JOB:
Without the pictures, return each record as it appears.

* * *

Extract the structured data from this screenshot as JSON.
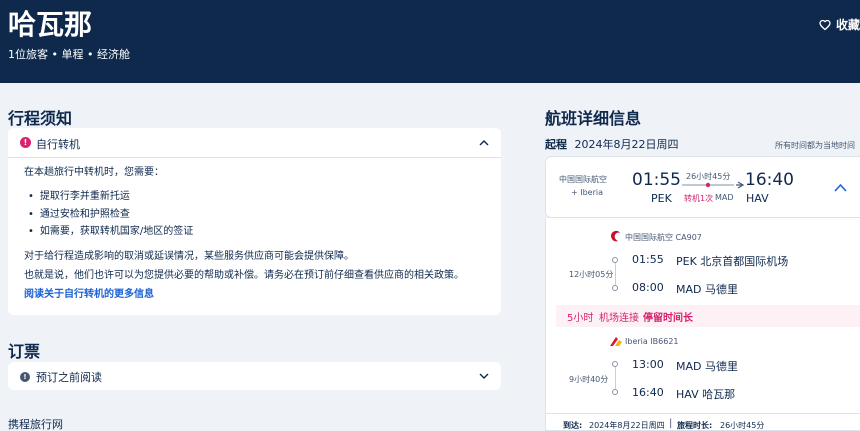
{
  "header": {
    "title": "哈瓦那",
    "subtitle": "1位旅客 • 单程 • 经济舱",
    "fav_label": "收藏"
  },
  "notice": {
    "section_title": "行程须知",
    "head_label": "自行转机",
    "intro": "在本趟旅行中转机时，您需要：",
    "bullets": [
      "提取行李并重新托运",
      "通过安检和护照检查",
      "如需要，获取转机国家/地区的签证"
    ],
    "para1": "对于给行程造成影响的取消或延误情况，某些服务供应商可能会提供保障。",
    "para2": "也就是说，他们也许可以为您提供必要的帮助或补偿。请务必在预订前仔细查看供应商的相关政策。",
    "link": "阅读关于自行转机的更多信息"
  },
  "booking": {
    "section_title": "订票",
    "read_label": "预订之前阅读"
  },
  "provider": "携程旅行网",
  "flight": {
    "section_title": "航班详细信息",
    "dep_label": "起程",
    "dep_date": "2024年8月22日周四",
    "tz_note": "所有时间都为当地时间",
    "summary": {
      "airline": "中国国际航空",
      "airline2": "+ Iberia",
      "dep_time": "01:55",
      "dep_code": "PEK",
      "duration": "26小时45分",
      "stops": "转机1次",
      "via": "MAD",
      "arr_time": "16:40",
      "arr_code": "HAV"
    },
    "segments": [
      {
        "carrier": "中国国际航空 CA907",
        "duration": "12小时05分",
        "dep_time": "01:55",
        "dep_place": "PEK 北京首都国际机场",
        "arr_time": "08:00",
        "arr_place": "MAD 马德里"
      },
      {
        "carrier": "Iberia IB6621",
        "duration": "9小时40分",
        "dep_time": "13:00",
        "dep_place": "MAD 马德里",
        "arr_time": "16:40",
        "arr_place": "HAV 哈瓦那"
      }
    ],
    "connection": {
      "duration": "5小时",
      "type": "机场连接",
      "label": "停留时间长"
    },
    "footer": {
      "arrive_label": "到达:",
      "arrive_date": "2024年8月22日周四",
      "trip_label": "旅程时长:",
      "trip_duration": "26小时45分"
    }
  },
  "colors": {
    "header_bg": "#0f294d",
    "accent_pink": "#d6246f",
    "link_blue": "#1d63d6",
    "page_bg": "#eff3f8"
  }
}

* * *

REPLY TO THE TASK:
Extract the structured data from this screenshot as JSON.
{
  "header": {
    "title": "哈瓦那",
    "subtitle": "1位旅客 • 单程 • 经济舱",
    "fav_label": "收藏"
  },
  "notice": {
    "section_title": "行程须知",
    "head_label": "自行转机",
    "intro": "在本趟旅行中转机时，您需要：",
    "bullets": [
      "提取行李并重新托运",
      "通过安检和护照检查",
      "如需要，获取转机国家/地区的签证"
    ],
    "para1": "对于给行程造成影响的取消或延误情况，某些服务供应商可能会提供保障。",
    "para2": "也就是说，他们也许可以为您提供必要的帮助或补偿。请务必在预订前仔细查看供应商的相关政策。",
    "link": "阅读关于自行转机的更多信息"
  },
  "booking": {
    "section_title": "订票",
    "read_label": "预订之前阅读"
  },
  "provider": "携程旅行网",
  "flight": {
    "section_title": "航班详细信息",
    "dep_label": "起程",
    "dep_date": "2024年8月22日周四",
    "tz_note": "所有时间都为当地时间",
    "summary": {
      "airline": "中国国际航空",
      "airline2": "+ Iberia",
      "dep_time": "01:55",
      "dep_code": "PEK",
      "duration": "26小时45分",
      "stops": "转机1次",
      "via": "MAD",
      "arr_time": "16:40",
      "arr_code": "HAV"
    },
    "segments": [
      {
        "carrier": "中国国际航空 CA907",
        "duration": "12小时05分",
        "dep_time": "01:55",
        "dep_place": "PEK 北京首都国际机场",
        "arr_time": "08:00",
        "arr_place": "MAD 马德里"
      },
      {
        "carrier": "Iberia IB6621",
        "duration": "9小时40分",
        "dep_time": "13:00",
        "dep_place": "MAD 马德里",
        "arr_time": "16:40",
        "arr_place": "HAV 哈瓦那"
      }
    ],
    "connection": {
      "duration": "5小时",
      "type": "机场连接",
      "label": "停留时间长"
    },
    "footer": {
      "arrive_label": "到达:",
      "arrive_date": "2024年8月22日周四",
      "trip_label": "旅程时长:",
      "trip_duration": "26小时45分"
    }
  },
  "colors": {
    "header_bg": "#0f294d",
    "accent_pink": "#d6246f",
    "link_blue": "#1d63d6",
    "page_bg": "#eff3f8"
  }
}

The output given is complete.